Part of a data file

-- start --

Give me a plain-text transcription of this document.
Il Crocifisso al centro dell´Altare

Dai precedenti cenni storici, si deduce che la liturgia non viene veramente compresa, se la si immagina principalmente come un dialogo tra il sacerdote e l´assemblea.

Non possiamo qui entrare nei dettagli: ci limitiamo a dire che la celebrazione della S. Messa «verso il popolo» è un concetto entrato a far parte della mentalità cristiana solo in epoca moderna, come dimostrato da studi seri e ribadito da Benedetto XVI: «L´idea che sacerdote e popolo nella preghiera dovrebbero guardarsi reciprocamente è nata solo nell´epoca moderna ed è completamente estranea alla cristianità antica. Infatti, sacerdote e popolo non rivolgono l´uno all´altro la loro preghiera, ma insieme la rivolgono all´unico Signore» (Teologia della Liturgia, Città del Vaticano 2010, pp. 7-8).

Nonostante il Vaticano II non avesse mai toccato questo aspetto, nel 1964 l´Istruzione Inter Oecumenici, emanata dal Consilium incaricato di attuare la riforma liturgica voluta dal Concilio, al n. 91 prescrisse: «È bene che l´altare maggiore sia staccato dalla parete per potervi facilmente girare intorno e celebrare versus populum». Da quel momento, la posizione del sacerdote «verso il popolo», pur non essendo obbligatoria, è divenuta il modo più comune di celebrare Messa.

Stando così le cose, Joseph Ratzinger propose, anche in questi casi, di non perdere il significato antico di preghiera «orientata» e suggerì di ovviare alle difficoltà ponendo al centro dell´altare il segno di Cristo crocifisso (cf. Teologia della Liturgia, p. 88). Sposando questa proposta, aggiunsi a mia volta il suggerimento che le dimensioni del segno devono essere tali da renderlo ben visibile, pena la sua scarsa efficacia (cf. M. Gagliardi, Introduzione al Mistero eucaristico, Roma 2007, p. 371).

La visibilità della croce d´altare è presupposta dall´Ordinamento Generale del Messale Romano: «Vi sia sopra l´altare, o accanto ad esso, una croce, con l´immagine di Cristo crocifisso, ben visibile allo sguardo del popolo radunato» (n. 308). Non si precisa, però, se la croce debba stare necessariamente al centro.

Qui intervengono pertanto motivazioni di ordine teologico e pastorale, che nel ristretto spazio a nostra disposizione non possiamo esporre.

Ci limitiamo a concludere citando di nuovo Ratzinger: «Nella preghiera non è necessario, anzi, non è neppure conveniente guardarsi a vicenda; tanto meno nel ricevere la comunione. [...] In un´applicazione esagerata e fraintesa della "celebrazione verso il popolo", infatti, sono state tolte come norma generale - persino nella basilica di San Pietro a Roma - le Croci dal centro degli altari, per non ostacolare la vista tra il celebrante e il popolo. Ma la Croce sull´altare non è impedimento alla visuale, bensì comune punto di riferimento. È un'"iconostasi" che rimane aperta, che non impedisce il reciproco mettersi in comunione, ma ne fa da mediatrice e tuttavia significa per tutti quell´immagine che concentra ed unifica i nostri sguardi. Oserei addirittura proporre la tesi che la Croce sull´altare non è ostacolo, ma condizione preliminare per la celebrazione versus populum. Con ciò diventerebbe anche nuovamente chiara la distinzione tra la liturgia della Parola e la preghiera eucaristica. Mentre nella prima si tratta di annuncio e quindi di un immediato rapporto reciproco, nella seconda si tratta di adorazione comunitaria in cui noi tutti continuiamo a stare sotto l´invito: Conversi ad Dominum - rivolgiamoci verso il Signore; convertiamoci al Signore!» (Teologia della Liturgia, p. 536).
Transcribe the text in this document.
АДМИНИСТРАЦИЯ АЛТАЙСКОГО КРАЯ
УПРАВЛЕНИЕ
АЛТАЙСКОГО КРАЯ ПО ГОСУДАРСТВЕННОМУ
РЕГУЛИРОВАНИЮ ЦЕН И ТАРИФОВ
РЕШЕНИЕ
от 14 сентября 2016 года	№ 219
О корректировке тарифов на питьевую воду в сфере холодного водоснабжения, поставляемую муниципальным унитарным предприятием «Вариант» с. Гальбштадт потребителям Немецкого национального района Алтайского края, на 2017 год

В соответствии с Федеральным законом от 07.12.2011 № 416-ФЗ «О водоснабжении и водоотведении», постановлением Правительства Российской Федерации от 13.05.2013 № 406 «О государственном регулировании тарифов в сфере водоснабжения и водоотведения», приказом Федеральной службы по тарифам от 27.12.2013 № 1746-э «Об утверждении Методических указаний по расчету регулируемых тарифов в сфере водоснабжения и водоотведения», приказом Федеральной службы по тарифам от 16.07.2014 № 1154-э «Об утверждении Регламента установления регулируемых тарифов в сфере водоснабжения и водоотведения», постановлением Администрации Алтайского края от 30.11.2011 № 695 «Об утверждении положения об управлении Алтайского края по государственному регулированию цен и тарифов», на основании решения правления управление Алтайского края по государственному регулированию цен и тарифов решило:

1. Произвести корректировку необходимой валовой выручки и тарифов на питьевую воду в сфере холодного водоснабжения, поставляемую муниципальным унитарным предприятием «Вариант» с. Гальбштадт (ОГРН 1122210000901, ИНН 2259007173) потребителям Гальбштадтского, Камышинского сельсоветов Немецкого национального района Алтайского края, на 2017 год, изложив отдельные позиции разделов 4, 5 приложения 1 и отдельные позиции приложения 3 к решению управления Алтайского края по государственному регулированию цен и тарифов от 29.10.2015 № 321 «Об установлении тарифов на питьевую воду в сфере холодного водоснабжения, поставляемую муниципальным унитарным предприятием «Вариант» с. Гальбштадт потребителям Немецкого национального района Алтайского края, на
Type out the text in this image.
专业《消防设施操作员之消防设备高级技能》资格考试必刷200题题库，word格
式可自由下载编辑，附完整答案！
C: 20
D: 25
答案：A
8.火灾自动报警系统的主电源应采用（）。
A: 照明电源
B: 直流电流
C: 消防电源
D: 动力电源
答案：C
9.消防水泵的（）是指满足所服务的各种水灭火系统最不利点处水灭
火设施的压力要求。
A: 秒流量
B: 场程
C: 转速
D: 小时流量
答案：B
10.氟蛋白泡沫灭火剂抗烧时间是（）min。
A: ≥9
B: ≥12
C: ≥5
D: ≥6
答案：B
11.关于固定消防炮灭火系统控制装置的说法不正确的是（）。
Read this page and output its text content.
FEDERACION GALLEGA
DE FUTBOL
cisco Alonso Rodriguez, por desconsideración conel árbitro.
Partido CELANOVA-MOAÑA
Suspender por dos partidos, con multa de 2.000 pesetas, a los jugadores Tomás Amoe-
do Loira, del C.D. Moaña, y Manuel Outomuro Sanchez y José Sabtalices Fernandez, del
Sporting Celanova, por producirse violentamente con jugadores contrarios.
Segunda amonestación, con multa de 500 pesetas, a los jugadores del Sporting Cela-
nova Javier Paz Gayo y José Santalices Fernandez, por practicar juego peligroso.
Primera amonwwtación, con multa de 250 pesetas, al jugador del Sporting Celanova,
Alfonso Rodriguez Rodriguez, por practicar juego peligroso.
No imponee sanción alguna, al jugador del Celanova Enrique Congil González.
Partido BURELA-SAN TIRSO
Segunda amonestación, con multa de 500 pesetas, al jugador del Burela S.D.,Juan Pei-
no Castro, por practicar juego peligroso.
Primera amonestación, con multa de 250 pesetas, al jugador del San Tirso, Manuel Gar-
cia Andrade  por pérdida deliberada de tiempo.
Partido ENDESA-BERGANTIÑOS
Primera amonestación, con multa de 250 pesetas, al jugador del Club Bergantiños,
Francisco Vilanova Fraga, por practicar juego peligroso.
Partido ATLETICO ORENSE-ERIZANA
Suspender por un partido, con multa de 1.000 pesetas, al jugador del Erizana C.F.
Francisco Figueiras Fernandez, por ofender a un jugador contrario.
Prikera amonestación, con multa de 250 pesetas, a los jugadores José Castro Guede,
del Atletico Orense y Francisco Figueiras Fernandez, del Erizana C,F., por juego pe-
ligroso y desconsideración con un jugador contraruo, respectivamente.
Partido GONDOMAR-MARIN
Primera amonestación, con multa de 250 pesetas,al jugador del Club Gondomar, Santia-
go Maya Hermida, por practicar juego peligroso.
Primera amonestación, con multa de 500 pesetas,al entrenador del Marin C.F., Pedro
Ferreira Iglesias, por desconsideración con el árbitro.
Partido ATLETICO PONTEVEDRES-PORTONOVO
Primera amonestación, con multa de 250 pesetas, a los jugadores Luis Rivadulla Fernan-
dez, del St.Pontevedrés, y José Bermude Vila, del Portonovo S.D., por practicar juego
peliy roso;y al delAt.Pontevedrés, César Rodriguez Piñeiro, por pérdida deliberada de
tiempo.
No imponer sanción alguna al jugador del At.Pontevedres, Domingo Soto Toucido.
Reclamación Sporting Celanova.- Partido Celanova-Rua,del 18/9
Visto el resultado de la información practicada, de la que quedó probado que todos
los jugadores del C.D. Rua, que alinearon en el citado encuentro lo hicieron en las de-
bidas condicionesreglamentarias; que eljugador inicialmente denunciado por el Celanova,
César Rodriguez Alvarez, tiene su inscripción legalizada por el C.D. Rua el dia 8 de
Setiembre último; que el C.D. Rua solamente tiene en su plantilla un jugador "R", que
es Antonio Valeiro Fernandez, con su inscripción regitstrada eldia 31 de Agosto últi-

-- end --

What is asked: Report back each line of the entries that holds the string "Primera".

Solution to the problem:
Primera amonwwtación, con multa de 250 pesetas, al jugador del Sporting Celanova,
Primera amonestación, con multa de 250 pesetas, al jugador del San Tirso, Manuel Gar-
Primera amonestación, con multa de 250 pesetas, al jugador del Club Bergantiños,
Primera amonestación, con multa de 250 pesetas,al jugador del Club Gondomar, Santia-
Primera amonestación, con multa de 500 pesetas,al entrenador del Marin C.F., Pedro
Primera amonestación, con multa de 250 pesetas, a los jugadores Luis Rivadulla Fernan-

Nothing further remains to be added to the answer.